Problem description: Can you format the lines of the items below, from the line with "hud-stats-panel[interactable]: noty 69" up to and including the line with "599, 75, 608]", as a JSON list of strings with one string per line and no blank lines?

--- START Records shown ---

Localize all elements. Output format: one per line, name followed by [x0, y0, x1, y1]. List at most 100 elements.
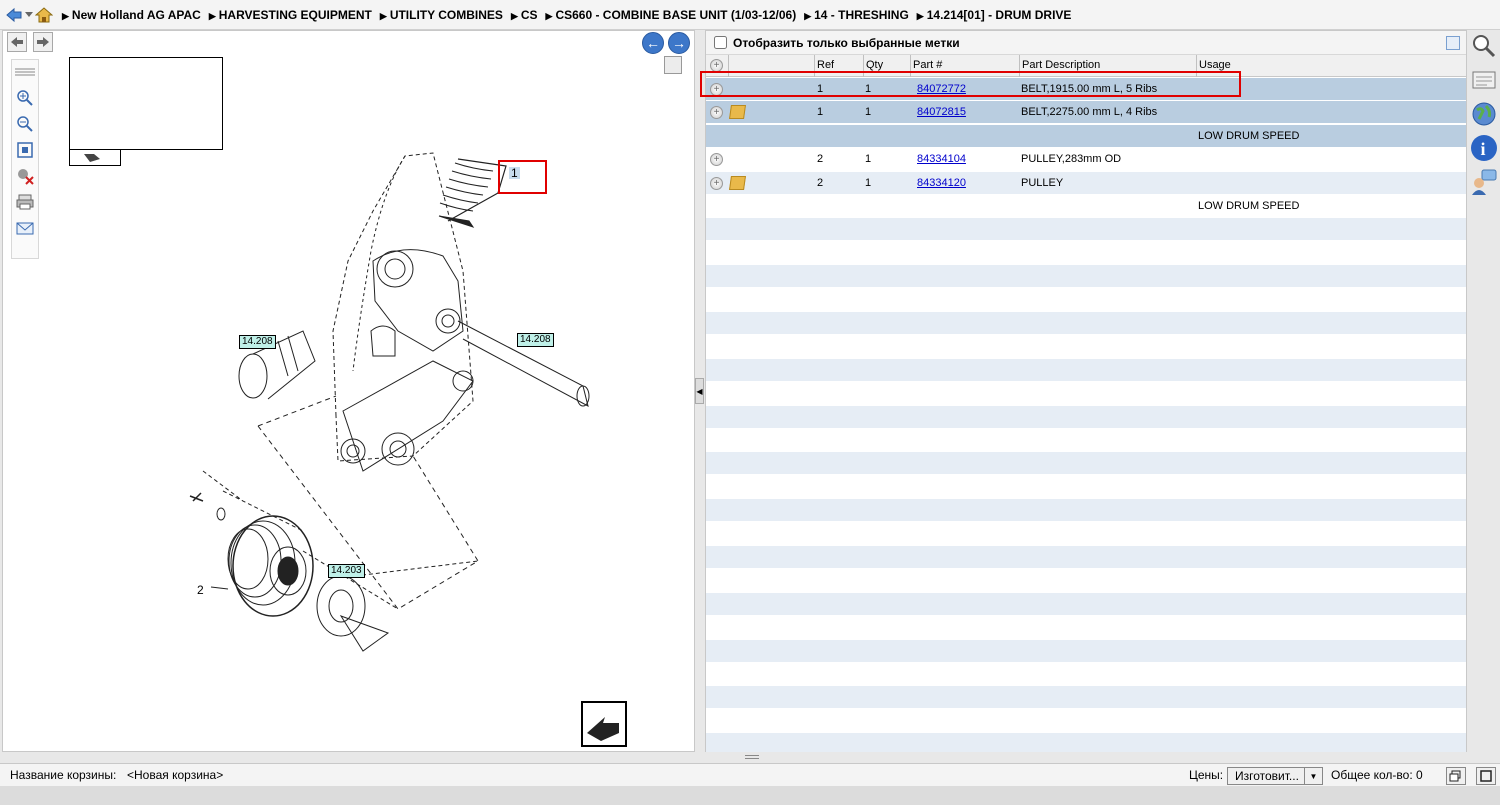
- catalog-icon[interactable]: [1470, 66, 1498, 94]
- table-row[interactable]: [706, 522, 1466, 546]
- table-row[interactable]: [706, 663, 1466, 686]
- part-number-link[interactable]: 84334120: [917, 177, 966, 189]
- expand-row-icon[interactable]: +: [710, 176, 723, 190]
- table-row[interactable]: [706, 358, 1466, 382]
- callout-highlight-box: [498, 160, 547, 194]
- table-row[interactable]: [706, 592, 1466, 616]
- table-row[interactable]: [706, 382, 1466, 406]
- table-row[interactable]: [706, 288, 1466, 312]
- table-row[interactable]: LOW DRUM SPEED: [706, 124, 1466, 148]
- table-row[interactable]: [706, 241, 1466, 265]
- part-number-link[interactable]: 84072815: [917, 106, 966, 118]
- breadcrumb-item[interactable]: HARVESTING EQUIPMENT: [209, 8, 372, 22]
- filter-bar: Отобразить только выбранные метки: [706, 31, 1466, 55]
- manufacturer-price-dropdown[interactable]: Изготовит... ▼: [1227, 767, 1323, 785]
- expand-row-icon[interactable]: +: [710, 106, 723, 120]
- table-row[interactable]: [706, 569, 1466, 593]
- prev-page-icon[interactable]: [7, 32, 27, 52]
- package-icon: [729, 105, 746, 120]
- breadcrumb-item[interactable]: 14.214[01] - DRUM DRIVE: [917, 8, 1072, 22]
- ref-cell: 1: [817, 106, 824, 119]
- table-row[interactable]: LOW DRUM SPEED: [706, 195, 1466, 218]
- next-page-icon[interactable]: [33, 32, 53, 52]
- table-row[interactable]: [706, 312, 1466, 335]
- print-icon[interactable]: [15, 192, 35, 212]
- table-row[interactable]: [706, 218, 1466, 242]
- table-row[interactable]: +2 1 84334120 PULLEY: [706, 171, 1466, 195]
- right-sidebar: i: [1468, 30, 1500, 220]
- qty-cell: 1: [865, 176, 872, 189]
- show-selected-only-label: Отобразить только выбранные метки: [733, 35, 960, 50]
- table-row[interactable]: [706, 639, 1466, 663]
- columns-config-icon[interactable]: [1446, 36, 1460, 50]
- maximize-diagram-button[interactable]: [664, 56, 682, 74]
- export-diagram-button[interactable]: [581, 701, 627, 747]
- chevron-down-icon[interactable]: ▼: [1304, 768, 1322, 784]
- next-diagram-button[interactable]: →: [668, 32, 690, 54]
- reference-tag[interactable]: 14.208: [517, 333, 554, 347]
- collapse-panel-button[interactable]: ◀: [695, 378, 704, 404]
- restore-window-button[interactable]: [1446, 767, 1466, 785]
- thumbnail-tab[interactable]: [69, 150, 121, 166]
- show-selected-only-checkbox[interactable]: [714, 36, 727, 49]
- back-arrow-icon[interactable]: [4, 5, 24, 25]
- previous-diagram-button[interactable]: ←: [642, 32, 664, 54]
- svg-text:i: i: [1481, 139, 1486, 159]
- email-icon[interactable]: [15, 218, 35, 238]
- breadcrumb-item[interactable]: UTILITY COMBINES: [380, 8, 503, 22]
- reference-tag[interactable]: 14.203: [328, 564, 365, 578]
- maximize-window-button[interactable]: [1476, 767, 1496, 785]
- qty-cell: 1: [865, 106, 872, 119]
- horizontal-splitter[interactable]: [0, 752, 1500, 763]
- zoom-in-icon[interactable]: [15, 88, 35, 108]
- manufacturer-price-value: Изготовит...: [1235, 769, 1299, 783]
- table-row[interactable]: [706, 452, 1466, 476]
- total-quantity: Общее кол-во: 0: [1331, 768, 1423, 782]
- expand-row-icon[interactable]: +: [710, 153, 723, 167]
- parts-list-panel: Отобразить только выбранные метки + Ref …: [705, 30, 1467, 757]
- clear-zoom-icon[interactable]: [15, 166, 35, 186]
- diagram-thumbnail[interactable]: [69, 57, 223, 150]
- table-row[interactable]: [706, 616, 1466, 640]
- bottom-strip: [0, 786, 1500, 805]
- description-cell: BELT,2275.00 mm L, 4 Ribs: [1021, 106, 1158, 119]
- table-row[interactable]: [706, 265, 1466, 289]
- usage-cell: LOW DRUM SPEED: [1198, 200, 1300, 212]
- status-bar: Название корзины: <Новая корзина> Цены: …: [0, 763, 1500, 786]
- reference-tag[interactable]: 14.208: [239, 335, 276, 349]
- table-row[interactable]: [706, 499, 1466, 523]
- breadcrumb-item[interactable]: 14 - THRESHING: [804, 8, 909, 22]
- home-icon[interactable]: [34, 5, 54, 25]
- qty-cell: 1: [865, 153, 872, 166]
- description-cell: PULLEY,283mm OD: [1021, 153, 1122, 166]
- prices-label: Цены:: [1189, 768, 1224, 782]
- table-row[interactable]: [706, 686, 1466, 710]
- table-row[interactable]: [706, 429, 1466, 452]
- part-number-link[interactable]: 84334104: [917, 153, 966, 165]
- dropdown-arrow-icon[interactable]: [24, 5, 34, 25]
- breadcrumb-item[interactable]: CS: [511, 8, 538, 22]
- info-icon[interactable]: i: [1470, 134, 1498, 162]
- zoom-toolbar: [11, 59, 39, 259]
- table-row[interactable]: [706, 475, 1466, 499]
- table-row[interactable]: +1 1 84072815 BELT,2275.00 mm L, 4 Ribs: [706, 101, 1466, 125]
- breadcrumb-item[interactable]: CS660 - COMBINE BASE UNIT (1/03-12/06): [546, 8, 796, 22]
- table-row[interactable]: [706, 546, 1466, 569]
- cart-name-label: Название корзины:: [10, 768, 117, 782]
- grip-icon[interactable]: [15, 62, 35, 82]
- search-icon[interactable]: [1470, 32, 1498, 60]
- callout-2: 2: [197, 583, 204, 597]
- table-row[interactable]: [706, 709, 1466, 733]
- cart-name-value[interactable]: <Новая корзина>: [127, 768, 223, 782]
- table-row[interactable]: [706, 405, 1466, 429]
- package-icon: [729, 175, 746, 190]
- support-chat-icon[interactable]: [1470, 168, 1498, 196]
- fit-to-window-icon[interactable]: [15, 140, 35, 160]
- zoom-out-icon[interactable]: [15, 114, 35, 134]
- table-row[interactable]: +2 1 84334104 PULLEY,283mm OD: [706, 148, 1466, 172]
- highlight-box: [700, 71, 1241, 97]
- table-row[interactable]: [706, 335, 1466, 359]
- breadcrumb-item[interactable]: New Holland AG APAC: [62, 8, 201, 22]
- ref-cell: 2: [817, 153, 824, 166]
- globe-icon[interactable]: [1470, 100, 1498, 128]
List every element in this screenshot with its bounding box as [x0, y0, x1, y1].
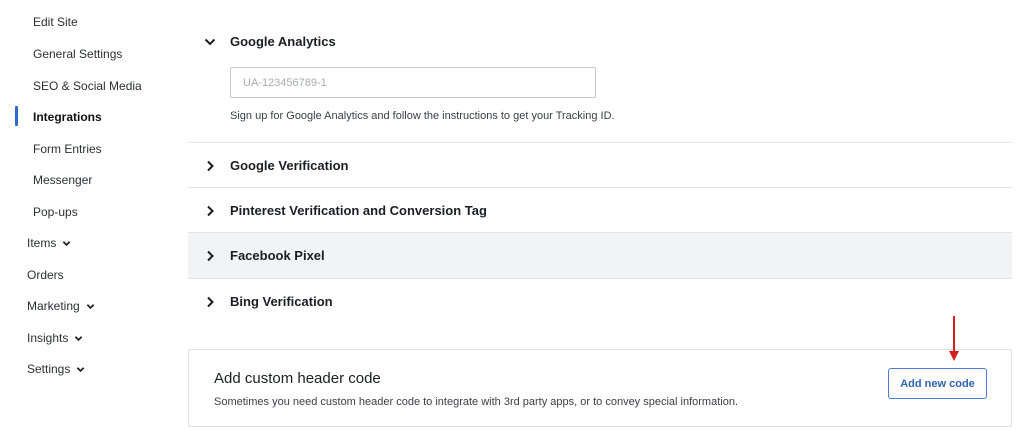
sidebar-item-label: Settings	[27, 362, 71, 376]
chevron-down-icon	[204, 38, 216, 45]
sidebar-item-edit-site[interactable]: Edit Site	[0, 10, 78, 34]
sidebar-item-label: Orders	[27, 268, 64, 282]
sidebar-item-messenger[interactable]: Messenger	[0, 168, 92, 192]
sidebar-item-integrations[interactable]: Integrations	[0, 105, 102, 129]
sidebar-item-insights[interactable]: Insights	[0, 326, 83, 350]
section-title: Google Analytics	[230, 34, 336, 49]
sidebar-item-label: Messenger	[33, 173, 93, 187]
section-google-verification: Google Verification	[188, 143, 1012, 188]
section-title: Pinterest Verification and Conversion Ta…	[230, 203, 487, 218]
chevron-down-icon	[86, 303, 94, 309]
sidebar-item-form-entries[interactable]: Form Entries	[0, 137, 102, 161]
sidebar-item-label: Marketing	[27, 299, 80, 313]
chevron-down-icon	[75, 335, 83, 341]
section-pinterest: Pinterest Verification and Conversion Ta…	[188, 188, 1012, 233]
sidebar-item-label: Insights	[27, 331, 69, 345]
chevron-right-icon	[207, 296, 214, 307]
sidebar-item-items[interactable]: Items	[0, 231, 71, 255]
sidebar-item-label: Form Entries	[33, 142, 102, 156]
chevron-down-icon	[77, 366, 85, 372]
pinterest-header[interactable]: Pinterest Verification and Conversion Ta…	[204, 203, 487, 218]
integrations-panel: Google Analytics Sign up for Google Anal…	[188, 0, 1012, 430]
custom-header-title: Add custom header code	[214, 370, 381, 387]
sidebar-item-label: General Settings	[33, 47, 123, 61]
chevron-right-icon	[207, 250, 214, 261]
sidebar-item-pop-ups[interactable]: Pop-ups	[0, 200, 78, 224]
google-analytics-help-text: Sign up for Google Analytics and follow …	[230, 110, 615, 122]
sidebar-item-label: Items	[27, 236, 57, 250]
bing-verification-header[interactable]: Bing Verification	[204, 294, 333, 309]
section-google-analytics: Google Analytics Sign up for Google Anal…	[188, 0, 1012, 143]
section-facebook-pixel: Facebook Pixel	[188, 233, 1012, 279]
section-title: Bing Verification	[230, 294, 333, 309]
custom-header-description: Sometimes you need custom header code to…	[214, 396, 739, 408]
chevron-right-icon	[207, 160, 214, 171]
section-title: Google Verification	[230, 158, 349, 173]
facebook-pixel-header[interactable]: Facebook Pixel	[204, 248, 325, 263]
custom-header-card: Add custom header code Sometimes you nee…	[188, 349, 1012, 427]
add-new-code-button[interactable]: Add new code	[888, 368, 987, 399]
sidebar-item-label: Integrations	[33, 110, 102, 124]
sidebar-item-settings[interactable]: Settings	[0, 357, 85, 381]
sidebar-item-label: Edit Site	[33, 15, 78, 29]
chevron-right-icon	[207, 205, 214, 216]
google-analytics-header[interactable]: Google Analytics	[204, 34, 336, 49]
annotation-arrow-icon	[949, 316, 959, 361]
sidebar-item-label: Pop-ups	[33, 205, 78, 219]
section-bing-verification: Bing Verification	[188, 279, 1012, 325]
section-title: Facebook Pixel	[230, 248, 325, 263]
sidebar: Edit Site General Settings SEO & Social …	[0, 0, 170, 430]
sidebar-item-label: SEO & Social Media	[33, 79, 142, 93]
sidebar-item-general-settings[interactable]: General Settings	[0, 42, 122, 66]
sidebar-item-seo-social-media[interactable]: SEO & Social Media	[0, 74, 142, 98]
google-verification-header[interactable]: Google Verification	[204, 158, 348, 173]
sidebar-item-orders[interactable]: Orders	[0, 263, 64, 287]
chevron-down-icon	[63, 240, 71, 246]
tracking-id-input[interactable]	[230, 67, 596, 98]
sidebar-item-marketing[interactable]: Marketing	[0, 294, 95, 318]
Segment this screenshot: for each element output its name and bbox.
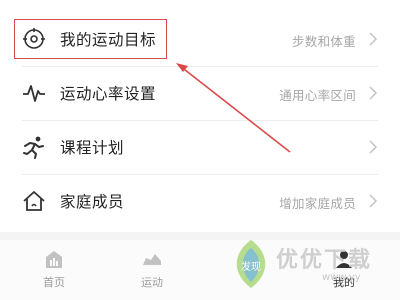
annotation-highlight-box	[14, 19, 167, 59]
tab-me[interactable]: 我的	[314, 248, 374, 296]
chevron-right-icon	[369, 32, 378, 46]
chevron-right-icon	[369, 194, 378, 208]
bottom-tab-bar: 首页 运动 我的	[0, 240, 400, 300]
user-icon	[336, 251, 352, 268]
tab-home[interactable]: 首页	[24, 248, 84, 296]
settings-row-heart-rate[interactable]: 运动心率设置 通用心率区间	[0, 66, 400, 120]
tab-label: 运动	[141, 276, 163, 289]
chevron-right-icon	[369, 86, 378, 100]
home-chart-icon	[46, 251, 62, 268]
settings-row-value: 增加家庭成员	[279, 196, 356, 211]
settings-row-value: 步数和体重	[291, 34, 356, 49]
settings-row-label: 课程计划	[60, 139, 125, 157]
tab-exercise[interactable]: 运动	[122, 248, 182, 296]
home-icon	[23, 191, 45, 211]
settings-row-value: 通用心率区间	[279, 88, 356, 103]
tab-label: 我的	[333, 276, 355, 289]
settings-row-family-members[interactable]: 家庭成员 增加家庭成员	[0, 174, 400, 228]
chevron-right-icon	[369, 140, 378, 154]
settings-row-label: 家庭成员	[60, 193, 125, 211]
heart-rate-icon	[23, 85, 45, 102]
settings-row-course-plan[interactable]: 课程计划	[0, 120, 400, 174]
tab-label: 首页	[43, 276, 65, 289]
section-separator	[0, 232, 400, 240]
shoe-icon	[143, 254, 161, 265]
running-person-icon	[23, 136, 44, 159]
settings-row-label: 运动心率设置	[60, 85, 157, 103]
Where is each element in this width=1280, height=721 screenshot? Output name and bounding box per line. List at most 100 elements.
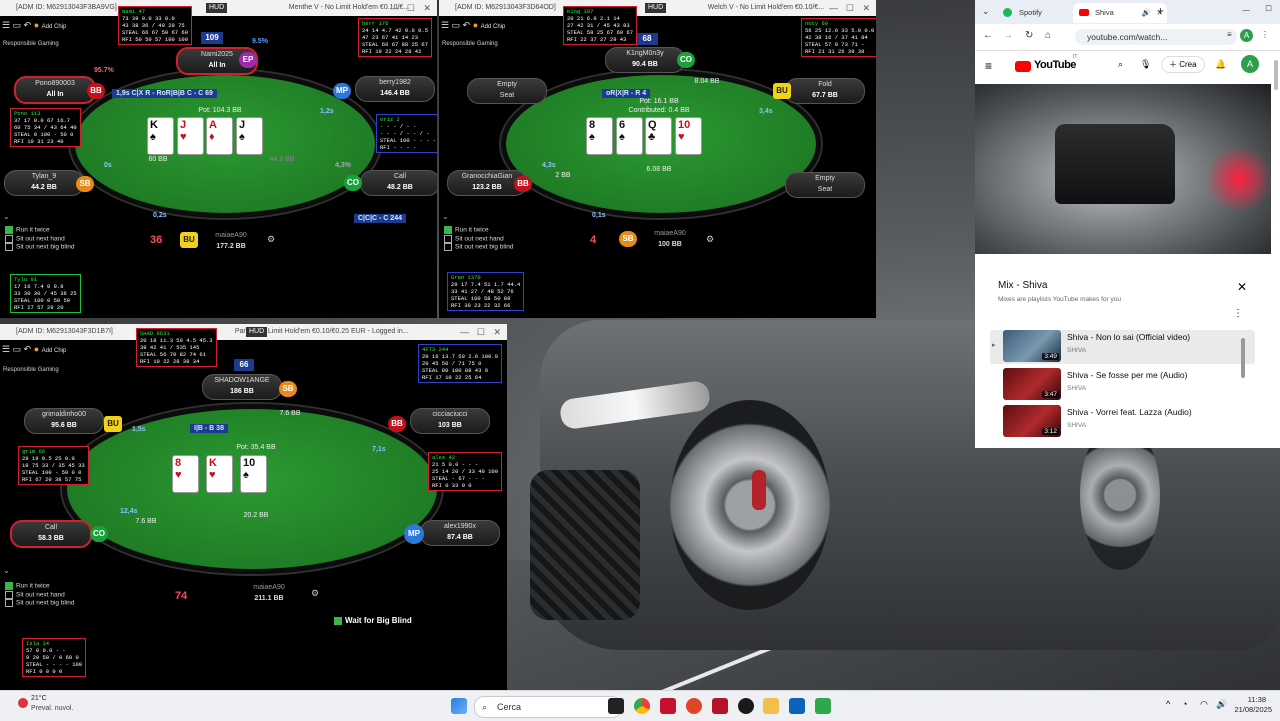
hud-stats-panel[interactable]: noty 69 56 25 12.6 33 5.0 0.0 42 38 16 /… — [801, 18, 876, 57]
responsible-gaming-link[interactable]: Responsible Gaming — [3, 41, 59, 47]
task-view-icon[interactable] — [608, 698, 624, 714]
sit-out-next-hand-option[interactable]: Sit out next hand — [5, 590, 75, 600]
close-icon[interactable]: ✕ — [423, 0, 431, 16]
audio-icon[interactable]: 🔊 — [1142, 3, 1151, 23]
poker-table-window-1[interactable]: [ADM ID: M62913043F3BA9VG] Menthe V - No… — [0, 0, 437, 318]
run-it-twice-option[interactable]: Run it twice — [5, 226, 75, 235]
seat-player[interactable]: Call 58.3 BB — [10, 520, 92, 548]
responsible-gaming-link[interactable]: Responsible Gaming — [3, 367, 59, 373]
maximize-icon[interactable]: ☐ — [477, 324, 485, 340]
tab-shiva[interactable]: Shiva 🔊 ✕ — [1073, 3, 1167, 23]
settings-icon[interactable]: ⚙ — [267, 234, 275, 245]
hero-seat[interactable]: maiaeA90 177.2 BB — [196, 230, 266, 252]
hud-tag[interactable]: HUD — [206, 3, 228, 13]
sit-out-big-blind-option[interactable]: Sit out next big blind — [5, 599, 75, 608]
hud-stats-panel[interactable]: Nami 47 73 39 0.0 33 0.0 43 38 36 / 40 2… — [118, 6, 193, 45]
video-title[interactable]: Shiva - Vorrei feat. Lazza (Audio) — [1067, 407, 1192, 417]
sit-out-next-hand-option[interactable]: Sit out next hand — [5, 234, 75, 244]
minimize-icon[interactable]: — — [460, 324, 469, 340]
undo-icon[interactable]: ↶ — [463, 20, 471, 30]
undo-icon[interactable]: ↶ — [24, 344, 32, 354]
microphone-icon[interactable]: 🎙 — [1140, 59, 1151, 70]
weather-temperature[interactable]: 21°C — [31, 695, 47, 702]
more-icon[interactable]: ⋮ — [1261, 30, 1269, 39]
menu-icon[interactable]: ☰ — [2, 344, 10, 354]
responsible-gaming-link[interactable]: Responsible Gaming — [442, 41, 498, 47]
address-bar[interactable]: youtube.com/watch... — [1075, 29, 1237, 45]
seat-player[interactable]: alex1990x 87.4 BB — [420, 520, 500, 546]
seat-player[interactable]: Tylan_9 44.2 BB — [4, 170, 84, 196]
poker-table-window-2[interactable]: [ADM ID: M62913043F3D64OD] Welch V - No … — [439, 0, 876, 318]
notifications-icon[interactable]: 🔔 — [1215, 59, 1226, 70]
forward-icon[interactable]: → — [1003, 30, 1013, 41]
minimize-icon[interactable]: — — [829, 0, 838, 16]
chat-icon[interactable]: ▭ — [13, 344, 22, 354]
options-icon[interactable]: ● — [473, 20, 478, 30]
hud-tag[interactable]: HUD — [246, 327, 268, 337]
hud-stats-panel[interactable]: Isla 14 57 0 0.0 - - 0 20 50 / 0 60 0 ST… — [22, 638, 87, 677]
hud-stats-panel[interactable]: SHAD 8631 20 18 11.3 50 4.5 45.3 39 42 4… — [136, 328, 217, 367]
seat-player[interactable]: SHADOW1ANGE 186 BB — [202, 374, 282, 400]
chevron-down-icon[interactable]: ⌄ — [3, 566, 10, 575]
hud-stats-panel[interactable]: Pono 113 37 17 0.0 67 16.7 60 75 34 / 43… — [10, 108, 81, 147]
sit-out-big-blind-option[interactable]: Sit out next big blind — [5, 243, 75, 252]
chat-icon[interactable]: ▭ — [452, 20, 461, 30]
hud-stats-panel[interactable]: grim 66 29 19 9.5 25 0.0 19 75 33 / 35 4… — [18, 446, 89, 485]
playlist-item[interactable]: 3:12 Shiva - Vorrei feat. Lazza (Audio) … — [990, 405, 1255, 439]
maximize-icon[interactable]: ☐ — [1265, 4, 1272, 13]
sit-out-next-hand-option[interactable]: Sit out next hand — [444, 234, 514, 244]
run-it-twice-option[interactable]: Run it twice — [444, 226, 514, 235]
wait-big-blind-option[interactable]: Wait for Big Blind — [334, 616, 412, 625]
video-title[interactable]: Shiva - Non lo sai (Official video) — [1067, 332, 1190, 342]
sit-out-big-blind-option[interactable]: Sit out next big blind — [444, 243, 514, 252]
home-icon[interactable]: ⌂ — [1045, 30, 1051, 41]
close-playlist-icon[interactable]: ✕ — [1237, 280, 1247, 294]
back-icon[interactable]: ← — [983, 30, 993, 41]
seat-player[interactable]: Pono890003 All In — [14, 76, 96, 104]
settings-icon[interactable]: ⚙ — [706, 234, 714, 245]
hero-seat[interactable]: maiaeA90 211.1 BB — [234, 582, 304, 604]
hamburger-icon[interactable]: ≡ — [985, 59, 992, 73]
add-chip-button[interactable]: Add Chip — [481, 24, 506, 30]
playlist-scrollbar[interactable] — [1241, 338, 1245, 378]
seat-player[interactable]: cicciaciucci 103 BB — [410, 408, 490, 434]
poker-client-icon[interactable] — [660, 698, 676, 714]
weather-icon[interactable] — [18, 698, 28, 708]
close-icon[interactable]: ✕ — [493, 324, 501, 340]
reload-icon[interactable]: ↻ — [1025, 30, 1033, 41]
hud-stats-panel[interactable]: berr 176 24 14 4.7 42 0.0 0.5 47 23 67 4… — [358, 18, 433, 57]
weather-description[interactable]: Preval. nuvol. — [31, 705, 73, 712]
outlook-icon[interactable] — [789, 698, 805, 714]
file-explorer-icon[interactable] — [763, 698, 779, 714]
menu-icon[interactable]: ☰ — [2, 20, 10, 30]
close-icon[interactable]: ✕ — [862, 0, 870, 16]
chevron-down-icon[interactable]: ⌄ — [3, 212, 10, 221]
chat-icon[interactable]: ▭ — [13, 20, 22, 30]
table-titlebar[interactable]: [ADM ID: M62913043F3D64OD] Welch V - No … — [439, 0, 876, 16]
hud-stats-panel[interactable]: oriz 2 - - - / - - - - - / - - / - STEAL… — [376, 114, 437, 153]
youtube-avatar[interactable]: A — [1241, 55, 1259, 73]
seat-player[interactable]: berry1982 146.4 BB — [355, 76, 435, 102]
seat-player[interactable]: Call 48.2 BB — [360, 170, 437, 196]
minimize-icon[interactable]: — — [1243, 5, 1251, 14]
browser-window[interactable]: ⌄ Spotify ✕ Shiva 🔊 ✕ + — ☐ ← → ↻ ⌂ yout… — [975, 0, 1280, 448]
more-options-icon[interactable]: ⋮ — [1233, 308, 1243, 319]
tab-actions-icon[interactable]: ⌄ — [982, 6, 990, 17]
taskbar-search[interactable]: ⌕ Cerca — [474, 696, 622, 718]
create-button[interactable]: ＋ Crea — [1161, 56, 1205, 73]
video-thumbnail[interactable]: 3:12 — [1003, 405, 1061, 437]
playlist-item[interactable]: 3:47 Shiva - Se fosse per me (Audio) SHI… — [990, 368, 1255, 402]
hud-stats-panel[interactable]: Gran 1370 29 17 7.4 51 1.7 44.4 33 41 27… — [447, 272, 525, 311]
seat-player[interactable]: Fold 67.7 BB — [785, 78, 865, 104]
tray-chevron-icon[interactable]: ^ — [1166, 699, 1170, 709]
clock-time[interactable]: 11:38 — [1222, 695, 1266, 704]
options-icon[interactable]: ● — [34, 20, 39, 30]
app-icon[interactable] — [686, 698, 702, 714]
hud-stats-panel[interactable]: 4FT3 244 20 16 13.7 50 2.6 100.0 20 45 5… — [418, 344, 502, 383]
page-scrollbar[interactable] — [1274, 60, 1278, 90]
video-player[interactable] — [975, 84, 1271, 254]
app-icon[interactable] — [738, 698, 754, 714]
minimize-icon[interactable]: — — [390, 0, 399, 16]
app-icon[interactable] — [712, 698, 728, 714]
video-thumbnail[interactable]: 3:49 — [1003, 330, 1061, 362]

--- END Records shown ---

The result:
[
  "hud-stats-panel[interactable]: noty 69 56 25 12.6 33 5.0 0.0 42 38 16 /… — [801, 18, 876, 57]",
  "responsible-gaming-link[interactable]: Responsible Gaming — [3, 41, 59, 47]",
  "task-view-icon[interactable] — [608, 698, 624, 714]",
  "sit-out-next-hand-option[interactable]: Sit out next hand — [5, 590, 75, 600]",
  "close-icon[interactable]: ✕ — [423, 0, 431, 16]",
  "audio-icon[interactable]: 🔊 — [1142, 3, 1151, 23]",
  "poker-table-window-1[interactable]: [ADM ID: M62913043F3BA9VG] Menthe V - No… — [0, 0, 437, 318]",
  "run-it-twice-option[interactable]: Run it twice — [5, 226, 75, 235]",
  "seat-player[interactable]: Call 58.3 BB — [10, 520, 92, 548]",
  "responsible-gaming-link[interactable]: Responsible Gaming — [3, 367, 59, 373]",
  "maximize-icon[interactable]: ☐ — [477, 324, 485, 340]",
  "tab-shiva[interactable]: Shiva 🔊 ✕ — [1073, 3, 1167, 23]",
  "settings-icon[interactable]: ⚙ — [267, 234, 275, 245]",
  "hero-seat[interactable]: maiaeA90 177.2 BB — [196, 230, 266, 252]",
  "hud-tag[interactable]: HUD — [206, 3, 228, 13]",
  "sit-out-big-blind-option[interactable]: Sit out next big blind — [5, 599, 75, 608]"
]